**WORK REQUEST 1:**
Write out the Indiana salmonellosis report word for word, from "In 2003, the" to "other races (1.9).", inclusive.
**WORK REQUEST 2:**
Keep writing the Indiana salmonellosis report, starting after its last sentence.

**READING TEXT:**
Salmonellosis 2003

Table 1. Salmonellosis Cases by Race and Sex, Indiana, 2003

  2003 1999-2003
Cases Rate* Cases
Total 587 9.50 2,985
Race
   White 361 6.60 1,796
   Black 38 7.20 189
   Other 3 1.90 34
   Not Reported 185 - 966
Sex
   Male 284 9.30 1,404
   Female 297 9.40 1,562
   Not Reported 6 - 19

*Rate per 100,000 population based on the U.S. Census Bureau’s population data as of July 1, 2003

Salmonellosis is a bacterial disease usually transmitted through raw or undercooked foods of animal origin or foods cross-contaminated by animal products or feces. It can also be transmitted person to person. Common reservoirs include poultry; swine; cattle; reptiles, such as turtles, snakes, and lizards; and wild birds, such as ducks and geese.

In 2003, the incidence of salmonellosis in Indiana approximated the incidence in 2002, with 587 cases reported, or 9.5 cases per 100,000 population. Figure 1 shows the number of reported cases for 1999-2003. The incidence was greatest during the summer months (Figure 2). Figure 3 shows age-specific rates were greatest among infants less than 1 year of age (68.0), followed by preschoolers aged 1-4 years (19.4), and children aged 5-9 years (10.7). Females (9.4) were slightly more likely to be reported with salmonellosis than males (9.3), and blacks (7.2) were slightly more likely to be reported than whites (6.6) or other races (1.9).

**RECORDS:**
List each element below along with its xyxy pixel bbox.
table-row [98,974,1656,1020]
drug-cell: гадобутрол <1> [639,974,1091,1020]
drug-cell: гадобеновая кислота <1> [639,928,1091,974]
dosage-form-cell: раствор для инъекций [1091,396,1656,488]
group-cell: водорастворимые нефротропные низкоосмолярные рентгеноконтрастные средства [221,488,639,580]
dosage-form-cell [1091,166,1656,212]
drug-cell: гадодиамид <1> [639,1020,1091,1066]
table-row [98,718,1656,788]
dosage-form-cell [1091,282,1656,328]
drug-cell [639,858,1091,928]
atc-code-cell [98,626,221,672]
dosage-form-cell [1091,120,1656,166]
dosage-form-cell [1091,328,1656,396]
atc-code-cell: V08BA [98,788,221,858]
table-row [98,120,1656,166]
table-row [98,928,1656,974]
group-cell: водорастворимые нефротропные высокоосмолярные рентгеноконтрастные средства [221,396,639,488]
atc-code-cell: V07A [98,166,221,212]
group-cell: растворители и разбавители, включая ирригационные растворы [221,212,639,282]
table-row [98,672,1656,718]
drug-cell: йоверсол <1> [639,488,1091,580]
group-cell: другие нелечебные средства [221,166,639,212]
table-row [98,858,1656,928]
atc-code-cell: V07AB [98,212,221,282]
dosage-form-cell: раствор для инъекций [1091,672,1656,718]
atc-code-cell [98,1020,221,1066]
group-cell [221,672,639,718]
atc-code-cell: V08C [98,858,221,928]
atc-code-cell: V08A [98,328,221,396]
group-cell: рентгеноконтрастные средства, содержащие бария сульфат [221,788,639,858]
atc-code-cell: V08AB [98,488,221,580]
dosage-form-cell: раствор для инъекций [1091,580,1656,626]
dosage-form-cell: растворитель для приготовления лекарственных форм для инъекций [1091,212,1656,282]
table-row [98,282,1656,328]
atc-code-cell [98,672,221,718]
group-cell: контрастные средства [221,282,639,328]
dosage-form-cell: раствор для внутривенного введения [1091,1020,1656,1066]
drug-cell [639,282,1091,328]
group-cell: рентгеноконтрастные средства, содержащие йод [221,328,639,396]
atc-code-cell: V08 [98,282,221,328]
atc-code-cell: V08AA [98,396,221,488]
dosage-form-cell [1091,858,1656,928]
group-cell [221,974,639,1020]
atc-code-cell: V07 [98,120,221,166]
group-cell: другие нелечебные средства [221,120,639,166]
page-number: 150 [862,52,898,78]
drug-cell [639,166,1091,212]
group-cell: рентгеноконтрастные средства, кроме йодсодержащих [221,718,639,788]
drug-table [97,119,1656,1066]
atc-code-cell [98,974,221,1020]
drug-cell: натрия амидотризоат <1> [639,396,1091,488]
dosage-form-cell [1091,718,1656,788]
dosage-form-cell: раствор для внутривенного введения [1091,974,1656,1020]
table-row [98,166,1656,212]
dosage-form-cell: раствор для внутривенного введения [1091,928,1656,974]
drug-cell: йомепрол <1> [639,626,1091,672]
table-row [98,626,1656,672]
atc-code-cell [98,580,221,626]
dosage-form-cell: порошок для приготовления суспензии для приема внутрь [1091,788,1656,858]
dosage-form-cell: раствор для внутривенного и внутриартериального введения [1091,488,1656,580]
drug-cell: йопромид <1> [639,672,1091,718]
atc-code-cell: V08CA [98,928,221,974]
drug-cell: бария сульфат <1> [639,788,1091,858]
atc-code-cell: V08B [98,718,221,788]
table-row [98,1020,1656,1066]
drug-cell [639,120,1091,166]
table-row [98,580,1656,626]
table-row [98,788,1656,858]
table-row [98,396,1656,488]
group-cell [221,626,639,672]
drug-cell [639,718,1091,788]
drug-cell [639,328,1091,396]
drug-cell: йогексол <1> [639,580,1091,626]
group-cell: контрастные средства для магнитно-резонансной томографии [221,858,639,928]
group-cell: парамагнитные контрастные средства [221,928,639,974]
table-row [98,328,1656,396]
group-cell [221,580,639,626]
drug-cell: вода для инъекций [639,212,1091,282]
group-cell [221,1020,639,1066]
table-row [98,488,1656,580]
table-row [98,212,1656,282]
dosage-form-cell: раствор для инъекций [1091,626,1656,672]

**TASK ANSWER 1:**
In 2003, the incidence of salmonellosis in Indiana approximated the incidence in 2002, with 587 cases reported, or 9.5 cases per 100,000 population. Figure 1 shows the number of reported cases for 1999-2003. The incidence was greatest during the summer months (Figure 2). Figure 3 shows age-specific rates were greatest among infants less than 1 year of age (68.0), followed by preschoolers aged 1-4 years (19.4), and children aged 5-9 years (10.7). Females (9.4) were slightly more likely to be reported with salmonellosis than males (9.3), and blacks (7.2) were slightly more likely to be reported than whites (6.6) or other races (1.9).

**TASK ANSWER 2:**
The incidence rates were highest among the following counties reporting five or more cases:
Tipton (30.2), Knox (20.8), Porter (20.6), Decatur (20.4), and Harrison (19.9). Figure 4 shows Indiana counties reporting five or more cases.

There were two outbreaks of salmonellosis reported in Indiana in 2003. In January, 13 people were reported ill after eating at a funeral dinner or leftovers from the dinner at a private residence in Marion County. Five people tested positive for Salmonella typhimurium, Copenhagen variant. The one food common to all cases reporting a food history was stuffing. All food items were prepared in private homes, so specific information on food preparation was unavailable. Four secondary cases were also identified, all of whom reported having prior contact with a case who consumed food from the funeral dinner.

Another outbreak of salmonellosis was associated with a Hendricks County restaurant in August 2003. Four patrons and one restaurant employee tested positive for Salmonella enteritidis. Bacterial isolates from three of these cases were genetically identical by pulse-field gel electrophoresis testing, strongly implicating a common source. No common food item was identified among all the cases. However, given that the index case was the restaurant employee and that two other employees were later identified as having been ill with compatible symptoms, it is likely that there was a background of illness among restaurant employees. No employee worked while ill; however, since the illnesses were not reported, no follow-up testing or restrictions were implemented.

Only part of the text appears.